Exercise description
Bring together all lines of the material below that contain the string "secureCnxnFactory".

Input
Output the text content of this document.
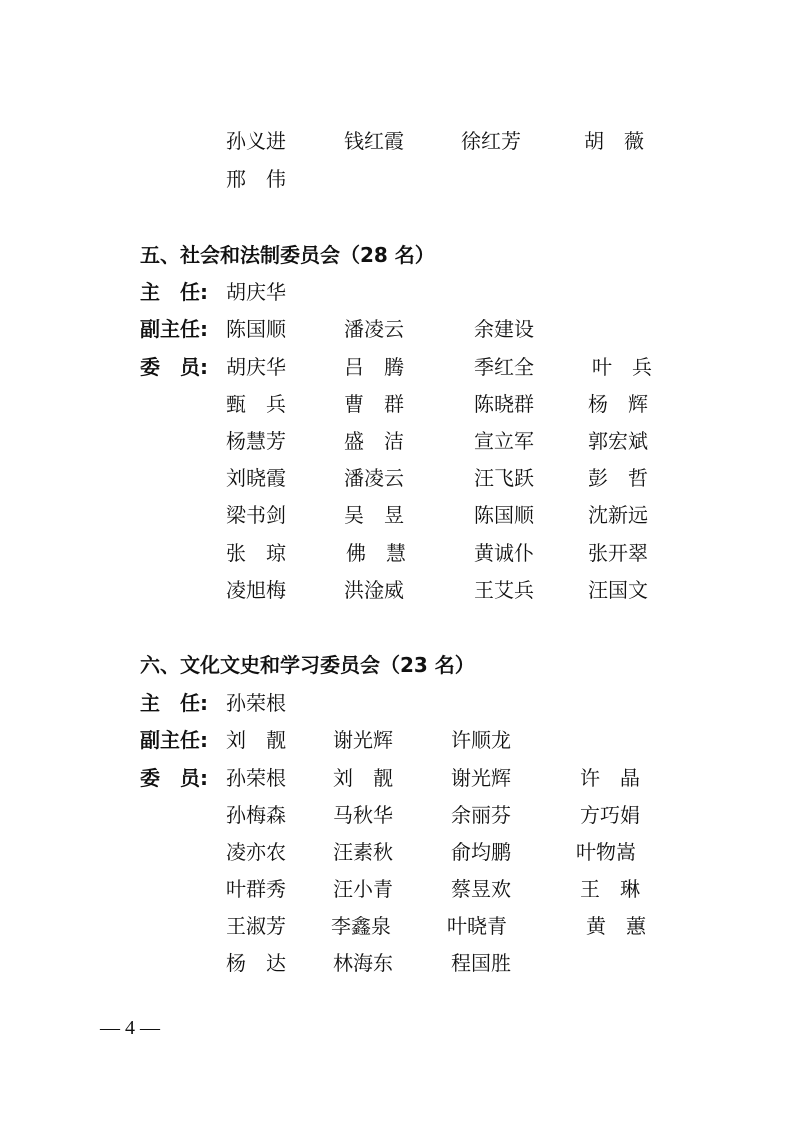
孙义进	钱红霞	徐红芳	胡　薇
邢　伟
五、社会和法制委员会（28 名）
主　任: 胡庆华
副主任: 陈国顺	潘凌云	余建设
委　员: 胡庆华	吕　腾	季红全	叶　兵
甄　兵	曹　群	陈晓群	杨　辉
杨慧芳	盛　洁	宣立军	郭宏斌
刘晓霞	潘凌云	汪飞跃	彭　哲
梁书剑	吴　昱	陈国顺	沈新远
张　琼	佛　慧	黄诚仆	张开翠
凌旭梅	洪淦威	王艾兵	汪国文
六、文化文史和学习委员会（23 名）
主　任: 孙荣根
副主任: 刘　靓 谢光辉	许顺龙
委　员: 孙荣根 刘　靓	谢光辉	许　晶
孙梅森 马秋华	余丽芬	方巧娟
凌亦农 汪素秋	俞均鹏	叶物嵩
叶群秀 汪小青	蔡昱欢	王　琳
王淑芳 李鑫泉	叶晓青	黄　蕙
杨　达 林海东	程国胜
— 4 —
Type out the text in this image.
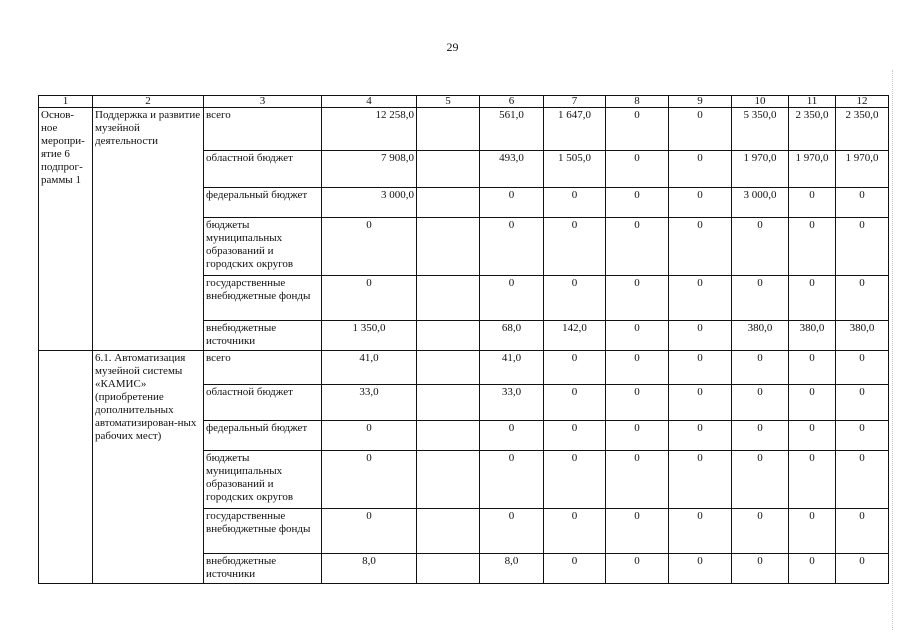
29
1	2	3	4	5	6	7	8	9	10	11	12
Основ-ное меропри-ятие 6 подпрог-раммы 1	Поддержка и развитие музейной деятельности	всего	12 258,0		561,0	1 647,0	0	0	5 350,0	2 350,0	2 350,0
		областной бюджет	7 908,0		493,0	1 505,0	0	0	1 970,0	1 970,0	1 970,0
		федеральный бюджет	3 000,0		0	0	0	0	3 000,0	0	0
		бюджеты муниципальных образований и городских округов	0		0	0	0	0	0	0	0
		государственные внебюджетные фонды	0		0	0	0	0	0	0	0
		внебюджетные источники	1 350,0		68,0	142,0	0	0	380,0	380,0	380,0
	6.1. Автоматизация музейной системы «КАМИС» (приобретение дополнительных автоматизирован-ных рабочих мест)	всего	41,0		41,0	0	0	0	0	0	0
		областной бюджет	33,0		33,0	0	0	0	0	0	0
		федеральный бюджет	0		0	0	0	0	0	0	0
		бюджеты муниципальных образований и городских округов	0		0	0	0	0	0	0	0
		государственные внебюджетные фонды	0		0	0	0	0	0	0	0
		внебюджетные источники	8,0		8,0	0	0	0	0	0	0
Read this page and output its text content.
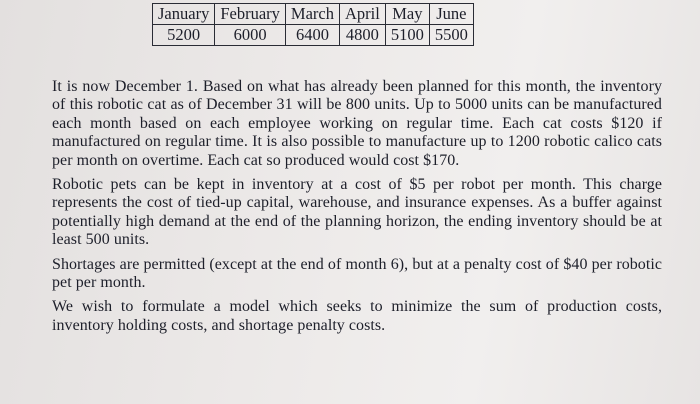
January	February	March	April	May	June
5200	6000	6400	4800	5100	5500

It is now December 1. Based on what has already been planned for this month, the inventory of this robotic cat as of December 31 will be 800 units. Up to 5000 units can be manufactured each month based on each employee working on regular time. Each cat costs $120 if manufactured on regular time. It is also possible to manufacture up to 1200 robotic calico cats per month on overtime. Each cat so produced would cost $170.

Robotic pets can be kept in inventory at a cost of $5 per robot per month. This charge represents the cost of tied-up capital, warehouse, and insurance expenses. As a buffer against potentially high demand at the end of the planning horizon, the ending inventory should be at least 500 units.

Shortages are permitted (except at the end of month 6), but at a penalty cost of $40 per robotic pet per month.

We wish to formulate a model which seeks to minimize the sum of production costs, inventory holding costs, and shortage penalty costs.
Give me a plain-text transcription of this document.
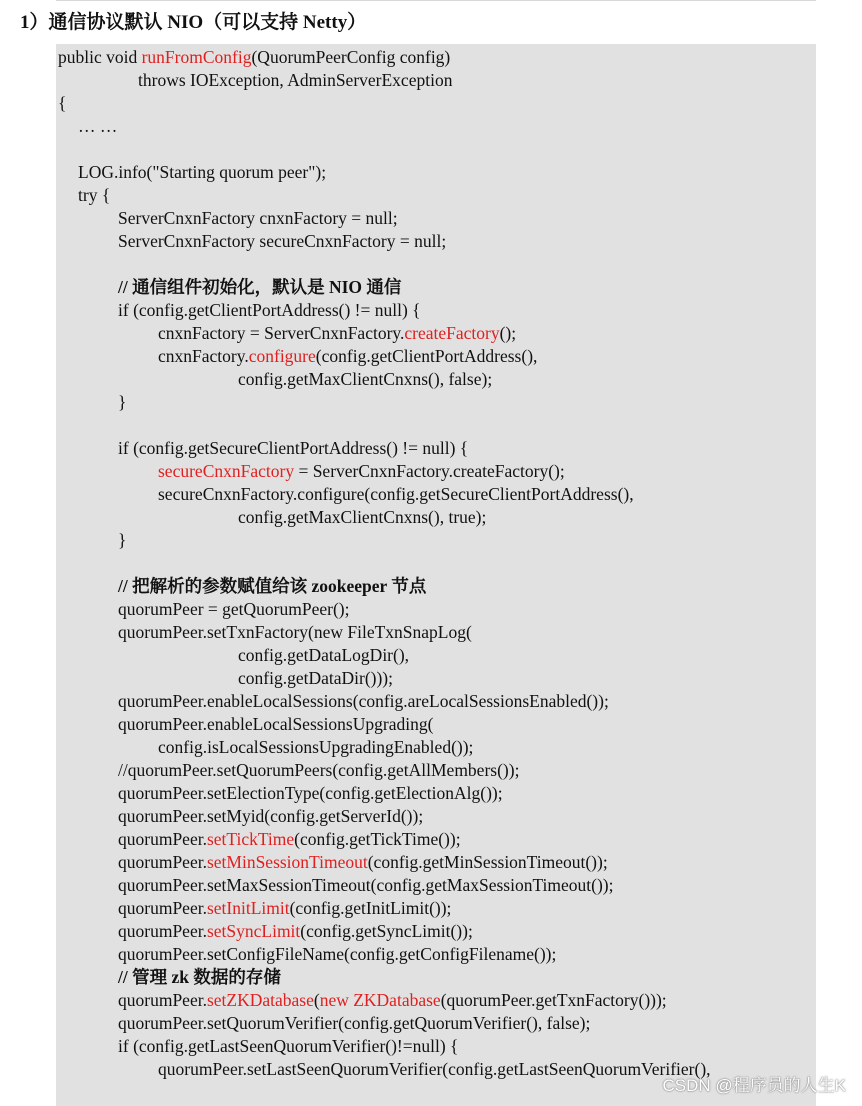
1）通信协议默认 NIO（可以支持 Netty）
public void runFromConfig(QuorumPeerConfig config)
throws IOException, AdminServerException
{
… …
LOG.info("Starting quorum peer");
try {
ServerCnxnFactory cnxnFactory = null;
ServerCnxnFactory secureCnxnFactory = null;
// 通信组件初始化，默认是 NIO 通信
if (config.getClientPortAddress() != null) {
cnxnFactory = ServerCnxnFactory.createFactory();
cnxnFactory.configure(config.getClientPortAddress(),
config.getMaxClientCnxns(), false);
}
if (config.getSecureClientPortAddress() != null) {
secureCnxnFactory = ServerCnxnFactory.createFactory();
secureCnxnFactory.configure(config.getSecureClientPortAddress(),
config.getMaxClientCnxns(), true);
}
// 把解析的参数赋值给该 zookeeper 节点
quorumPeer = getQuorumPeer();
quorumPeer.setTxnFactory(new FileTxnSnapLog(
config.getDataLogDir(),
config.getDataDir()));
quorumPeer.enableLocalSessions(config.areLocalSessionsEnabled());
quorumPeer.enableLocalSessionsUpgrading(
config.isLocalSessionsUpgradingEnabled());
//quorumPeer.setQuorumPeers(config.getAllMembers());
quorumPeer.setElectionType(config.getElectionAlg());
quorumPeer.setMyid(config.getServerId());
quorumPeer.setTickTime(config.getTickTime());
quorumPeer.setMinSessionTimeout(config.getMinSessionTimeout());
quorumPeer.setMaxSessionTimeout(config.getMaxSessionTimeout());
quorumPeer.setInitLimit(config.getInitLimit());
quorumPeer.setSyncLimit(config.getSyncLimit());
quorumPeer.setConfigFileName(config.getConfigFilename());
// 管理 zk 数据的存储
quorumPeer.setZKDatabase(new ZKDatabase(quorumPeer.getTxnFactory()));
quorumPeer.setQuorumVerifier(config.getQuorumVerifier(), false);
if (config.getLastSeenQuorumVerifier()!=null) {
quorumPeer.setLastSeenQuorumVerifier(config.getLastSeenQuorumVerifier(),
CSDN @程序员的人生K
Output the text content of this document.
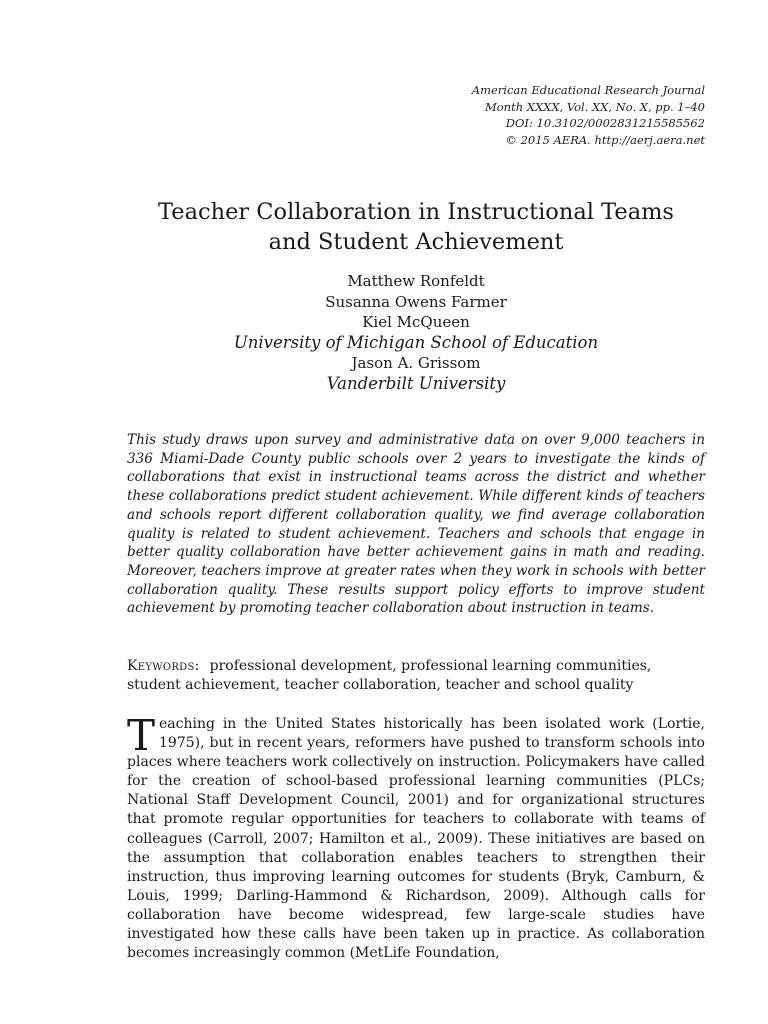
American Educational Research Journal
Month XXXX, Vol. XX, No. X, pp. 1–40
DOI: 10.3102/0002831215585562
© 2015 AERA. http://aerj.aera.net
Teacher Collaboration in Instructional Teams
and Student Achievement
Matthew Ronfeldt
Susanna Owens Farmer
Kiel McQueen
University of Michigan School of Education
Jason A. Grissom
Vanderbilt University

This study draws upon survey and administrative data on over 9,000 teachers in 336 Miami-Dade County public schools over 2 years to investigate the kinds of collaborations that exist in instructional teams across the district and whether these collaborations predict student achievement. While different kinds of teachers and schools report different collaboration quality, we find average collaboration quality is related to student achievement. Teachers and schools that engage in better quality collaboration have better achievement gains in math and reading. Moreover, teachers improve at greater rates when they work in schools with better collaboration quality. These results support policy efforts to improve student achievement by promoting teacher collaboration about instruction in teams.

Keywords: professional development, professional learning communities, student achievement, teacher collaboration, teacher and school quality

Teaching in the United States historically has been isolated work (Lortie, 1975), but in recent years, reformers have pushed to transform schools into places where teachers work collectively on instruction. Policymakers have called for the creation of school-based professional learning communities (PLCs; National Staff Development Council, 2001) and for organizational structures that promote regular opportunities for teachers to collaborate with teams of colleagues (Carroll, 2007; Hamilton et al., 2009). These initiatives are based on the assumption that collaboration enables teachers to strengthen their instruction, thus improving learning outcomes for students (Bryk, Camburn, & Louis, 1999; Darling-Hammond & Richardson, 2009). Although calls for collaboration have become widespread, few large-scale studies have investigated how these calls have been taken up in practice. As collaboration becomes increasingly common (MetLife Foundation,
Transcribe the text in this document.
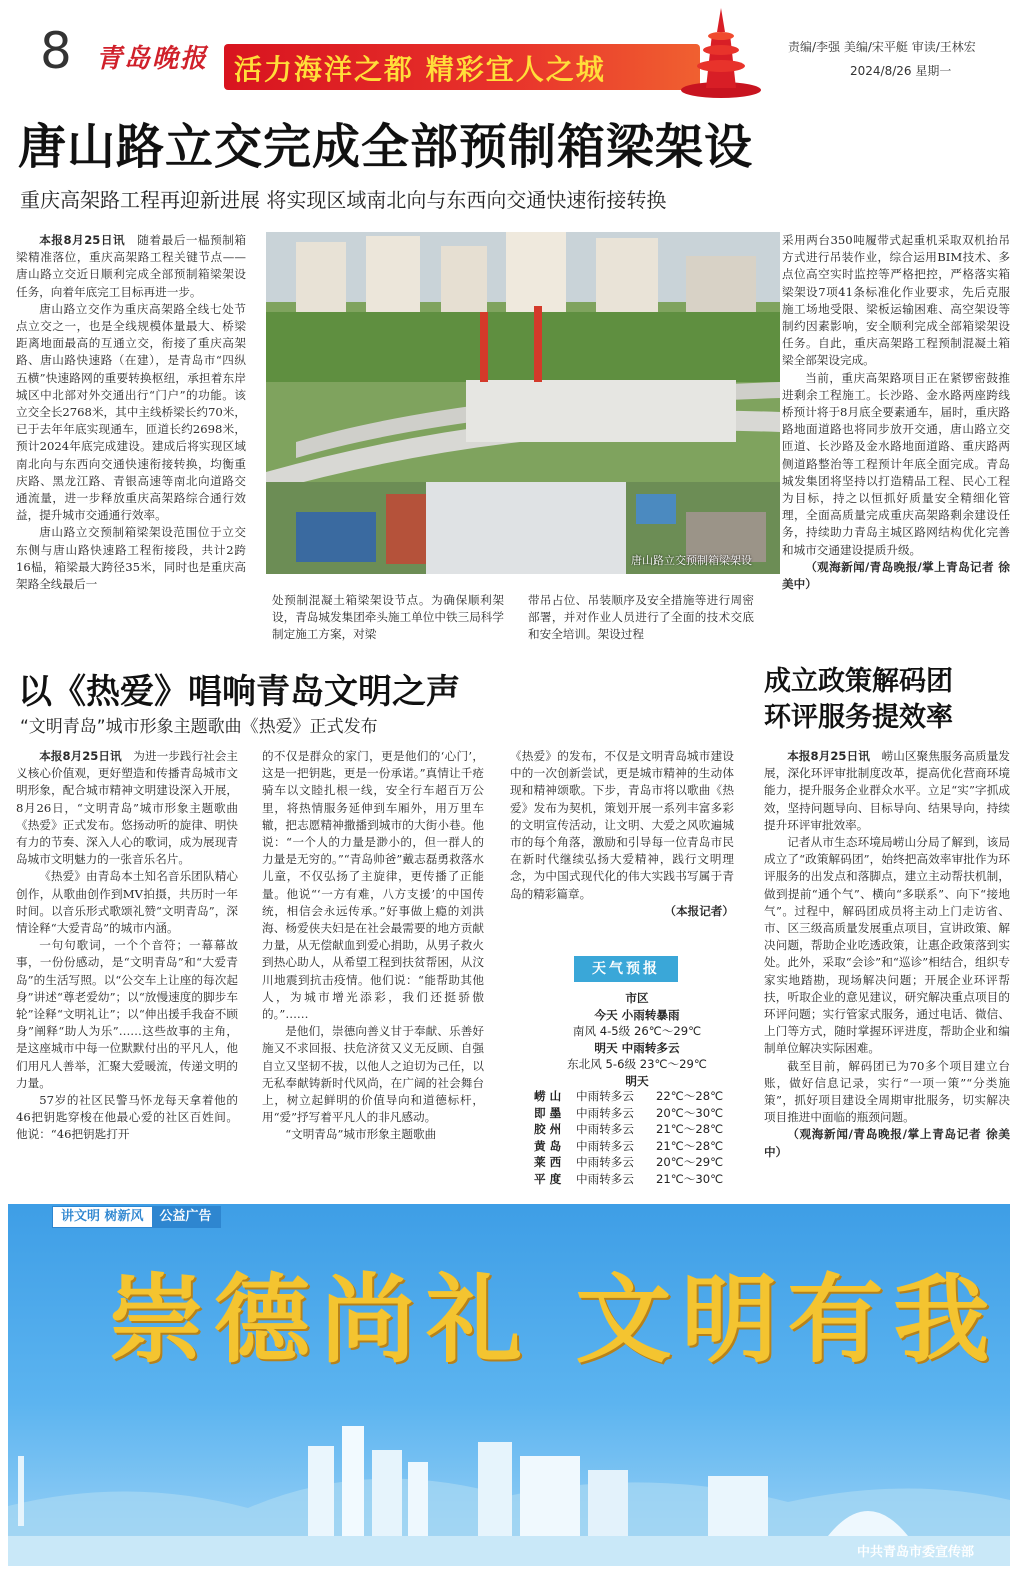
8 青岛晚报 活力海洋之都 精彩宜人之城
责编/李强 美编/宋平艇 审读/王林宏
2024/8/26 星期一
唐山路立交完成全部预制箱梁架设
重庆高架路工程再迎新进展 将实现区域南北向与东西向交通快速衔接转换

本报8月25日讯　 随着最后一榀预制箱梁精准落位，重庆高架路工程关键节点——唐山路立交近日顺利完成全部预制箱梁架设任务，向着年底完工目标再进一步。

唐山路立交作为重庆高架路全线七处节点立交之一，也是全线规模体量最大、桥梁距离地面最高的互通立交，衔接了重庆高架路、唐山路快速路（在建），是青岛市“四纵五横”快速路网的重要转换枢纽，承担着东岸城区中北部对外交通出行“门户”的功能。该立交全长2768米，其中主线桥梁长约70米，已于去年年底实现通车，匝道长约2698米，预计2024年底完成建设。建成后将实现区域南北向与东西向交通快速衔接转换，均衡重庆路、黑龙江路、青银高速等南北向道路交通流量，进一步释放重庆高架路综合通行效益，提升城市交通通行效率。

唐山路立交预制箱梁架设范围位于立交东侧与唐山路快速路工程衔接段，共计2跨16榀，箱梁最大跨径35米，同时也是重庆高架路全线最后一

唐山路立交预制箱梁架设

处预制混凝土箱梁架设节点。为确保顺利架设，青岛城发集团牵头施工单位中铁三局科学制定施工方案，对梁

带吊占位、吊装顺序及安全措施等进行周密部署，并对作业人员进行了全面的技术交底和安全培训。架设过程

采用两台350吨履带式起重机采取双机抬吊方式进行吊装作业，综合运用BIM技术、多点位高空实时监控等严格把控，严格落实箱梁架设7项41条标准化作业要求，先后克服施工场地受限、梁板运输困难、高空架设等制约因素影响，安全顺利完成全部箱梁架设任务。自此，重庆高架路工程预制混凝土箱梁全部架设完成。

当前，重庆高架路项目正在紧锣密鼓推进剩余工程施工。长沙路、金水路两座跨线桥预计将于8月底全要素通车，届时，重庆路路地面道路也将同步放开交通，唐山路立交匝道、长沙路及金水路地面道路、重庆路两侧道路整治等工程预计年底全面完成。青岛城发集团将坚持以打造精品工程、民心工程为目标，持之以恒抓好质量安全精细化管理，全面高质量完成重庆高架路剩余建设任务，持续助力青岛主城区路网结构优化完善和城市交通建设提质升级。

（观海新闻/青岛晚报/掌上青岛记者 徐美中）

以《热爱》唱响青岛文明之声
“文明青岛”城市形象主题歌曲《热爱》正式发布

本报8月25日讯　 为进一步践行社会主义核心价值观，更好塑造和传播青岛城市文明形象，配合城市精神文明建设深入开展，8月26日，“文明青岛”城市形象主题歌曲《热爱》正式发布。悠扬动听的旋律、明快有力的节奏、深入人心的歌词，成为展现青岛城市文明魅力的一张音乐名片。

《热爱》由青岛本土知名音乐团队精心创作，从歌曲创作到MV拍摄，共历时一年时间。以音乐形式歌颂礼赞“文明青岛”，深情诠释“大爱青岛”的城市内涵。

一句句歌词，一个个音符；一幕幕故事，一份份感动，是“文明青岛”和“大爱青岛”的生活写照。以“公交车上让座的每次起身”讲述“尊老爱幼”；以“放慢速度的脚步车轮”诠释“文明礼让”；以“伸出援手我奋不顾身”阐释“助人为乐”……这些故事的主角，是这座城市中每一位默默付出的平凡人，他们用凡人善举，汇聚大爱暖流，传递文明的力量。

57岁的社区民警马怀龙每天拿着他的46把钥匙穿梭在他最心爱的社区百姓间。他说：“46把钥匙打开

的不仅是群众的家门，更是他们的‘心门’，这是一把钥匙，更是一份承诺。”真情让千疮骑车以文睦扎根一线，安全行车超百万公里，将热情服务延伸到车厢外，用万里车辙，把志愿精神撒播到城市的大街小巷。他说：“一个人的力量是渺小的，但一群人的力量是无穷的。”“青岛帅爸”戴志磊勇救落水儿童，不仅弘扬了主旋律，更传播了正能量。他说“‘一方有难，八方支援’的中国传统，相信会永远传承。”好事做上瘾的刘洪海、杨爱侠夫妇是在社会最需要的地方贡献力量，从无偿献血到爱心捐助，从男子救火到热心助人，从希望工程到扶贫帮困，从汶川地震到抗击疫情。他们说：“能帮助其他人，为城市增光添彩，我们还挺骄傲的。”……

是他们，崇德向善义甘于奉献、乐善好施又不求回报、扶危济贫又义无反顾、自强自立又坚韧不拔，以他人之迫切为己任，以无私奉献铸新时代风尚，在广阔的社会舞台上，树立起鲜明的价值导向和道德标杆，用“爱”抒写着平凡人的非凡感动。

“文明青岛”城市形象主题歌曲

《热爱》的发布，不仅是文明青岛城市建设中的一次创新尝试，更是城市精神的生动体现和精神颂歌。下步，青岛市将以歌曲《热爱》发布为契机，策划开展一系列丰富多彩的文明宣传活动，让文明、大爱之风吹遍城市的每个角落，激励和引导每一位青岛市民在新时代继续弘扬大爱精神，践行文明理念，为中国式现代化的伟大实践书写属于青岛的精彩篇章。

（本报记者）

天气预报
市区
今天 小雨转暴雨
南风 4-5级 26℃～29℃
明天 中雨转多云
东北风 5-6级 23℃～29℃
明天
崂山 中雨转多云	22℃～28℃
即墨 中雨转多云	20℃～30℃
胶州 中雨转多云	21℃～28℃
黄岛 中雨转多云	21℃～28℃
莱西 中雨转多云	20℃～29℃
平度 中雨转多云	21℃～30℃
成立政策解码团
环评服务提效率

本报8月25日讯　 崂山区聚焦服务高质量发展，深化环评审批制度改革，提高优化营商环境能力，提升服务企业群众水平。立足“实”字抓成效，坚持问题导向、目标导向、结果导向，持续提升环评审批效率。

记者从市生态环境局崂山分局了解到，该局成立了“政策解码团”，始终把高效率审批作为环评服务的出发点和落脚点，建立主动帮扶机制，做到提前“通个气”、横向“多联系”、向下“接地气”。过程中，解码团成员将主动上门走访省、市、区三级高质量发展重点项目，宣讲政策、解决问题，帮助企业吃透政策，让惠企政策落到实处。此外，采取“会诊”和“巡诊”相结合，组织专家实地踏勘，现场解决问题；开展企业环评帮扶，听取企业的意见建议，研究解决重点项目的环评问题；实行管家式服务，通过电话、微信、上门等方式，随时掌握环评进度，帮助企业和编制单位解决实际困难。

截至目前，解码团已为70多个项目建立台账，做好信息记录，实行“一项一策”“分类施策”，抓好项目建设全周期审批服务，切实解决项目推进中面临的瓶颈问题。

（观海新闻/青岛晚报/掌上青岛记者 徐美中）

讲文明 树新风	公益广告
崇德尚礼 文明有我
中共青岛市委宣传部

Output for this exercise
ServerCnxnFactory secureCnxnFactory = null;
secureCnxnFactory = ServerCnxnFactory.createFactory();
secureCnxnFactory.configure(config.getSecureClientPortAddress(),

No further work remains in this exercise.